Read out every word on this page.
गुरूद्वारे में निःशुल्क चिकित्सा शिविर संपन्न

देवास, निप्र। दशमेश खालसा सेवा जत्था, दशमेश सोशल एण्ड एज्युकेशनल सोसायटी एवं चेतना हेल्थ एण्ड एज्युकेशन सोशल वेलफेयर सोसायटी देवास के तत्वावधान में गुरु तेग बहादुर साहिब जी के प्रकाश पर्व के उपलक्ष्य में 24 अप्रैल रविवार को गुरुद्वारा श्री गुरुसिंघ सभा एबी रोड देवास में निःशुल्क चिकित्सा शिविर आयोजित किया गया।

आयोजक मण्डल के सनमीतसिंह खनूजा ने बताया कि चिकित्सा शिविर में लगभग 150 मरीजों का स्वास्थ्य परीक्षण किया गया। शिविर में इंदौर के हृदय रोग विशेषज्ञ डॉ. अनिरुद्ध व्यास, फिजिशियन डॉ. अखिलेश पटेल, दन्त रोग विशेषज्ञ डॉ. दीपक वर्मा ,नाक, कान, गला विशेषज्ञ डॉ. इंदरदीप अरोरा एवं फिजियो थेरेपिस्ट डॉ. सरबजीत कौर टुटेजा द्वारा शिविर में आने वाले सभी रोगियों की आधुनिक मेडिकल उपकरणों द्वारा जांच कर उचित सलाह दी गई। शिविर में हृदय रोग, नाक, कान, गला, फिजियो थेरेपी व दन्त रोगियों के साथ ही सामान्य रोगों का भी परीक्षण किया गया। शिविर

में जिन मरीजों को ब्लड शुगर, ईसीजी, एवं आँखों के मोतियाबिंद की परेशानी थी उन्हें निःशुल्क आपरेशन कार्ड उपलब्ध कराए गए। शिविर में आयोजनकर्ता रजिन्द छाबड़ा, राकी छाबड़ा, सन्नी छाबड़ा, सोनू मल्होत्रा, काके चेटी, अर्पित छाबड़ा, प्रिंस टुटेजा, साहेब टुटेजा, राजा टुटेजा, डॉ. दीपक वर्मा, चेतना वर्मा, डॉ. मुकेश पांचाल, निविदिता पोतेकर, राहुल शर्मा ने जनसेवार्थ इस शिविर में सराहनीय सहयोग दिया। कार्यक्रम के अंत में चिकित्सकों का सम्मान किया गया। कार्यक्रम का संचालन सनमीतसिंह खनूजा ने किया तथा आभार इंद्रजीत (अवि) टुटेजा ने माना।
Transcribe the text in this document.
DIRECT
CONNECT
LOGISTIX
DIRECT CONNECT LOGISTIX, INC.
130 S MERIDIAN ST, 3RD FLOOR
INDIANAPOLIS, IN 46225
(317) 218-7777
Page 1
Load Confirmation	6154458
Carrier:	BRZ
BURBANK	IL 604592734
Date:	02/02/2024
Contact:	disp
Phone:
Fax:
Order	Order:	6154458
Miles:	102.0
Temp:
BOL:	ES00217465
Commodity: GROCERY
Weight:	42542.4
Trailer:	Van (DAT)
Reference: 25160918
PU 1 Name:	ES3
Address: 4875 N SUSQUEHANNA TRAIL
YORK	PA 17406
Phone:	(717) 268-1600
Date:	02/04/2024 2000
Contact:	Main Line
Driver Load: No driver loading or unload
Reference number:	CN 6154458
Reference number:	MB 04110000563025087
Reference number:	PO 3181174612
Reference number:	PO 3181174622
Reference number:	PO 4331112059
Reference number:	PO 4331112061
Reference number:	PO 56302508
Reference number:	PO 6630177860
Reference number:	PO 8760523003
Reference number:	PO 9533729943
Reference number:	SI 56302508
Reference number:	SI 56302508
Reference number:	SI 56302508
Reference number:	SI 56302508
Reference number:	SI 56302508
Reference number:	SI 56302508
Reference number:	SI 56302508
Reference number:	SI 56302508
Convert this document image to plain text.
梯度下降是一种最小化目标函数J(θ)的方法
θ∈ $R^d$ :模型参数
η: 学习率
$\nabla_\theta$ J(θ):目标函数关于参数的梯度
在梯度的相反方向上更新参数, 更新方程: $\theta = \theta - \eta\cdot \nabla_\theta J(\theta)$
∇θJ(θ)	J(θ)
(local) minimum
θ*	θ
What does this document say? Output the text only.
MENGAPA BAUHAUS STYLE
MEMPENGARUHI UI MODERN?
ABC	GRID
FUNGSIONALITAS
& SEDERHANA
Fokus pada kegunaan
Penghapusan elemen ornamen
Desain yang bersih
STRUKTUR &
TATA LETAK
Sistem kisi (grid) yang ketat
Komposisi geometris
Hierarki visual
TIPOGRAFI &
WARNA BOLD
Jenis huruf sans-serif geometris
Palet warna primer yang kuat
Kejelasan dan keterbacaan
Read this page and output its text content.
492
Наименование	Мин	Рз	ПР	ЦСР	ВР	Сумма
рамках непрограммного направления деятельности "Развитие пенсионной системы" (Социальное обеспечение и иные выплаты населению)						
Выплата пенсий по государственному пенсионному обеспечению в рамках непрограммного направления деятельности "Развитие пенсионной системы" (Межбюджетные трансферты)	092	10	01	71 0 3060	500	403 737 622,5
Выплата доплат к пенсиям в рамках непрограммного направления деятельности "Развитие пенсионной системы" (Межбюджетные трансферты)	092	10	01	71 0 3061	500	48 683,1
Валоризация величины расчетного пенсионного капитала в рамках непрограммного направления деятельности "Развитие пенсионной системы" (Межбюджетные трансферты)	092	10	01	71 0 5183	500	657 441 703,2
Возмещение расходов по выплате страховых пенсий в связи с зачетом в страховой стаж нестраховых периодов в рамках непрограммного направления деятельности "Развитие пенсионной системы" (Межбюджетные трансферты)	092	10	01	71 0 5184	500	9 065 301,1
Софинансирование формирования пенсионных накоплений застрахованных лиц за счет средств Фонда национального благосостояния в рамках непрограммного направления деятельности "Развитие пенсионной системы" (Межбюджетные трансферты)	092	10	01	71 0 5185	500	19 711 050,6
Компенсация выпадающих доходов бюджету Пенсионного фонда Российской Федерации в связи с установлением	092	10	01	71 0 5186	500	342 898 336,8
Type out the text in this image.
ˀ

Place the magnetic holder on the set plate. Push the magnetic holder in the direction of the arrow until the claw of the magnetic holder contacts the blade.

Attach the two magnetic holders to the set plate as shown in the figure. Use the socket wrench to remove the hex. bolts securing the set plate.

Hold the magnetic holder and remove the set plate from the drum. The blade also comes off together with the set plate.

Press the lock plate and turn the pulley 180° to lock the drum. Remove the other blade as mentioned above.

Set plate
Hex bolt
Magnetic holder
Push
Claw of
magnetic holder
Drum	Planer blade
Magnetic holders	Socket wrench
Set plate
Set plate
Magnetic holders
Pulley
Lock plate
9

● Required work:
Search the data for the string "Развитие". List each line that has it.

● Output below:
рамках непрограммного направления деятельности "Развитие пенсионной системы" (Социальное обеспечение и иные выплаты населению)						
Выплата пенсий по государственному пенсионному обеспечению в рамках непрограммного направления деятельности "Развитие пенсионной системы" (Межбюджетные трансферты)	092	10	01	71 0 3060	500	403 737 622,5
Выплата доплат к пенсиям в рамках непрограммного направления деятельности "Развитие пенсионной системы" (Межбюджетные трансферты)	092	10	01	71 0 3061	500	48 683,1
Валоризация величины расчетного пенсионного капитала в рамках непрограммного направления деятельности "Развитие пенсионной системы" (Межбюджетные трансферты)	092	10	01	71 0 5183	500	657 441 703,2
Возмещение расходов по выплате страховых пенсий в связи с зачетом в страховой стаж нестраховых периодов в рамках непрограммного направления деятельности "Развитие пенсионной системы" (Межбюджетные трансферты)	092	10	01	71 0 5184	500	9 065 301,1
Софинансирование формирования пенсионных накоплений застрахованных лиц за счет средств Фонда национального благосостояния в рамках непрограммного направления деятельности "Развитие пенсионной системы" (Межбюджетные трансферты)	092	10	01	71 0 5185	500	19 711 050,6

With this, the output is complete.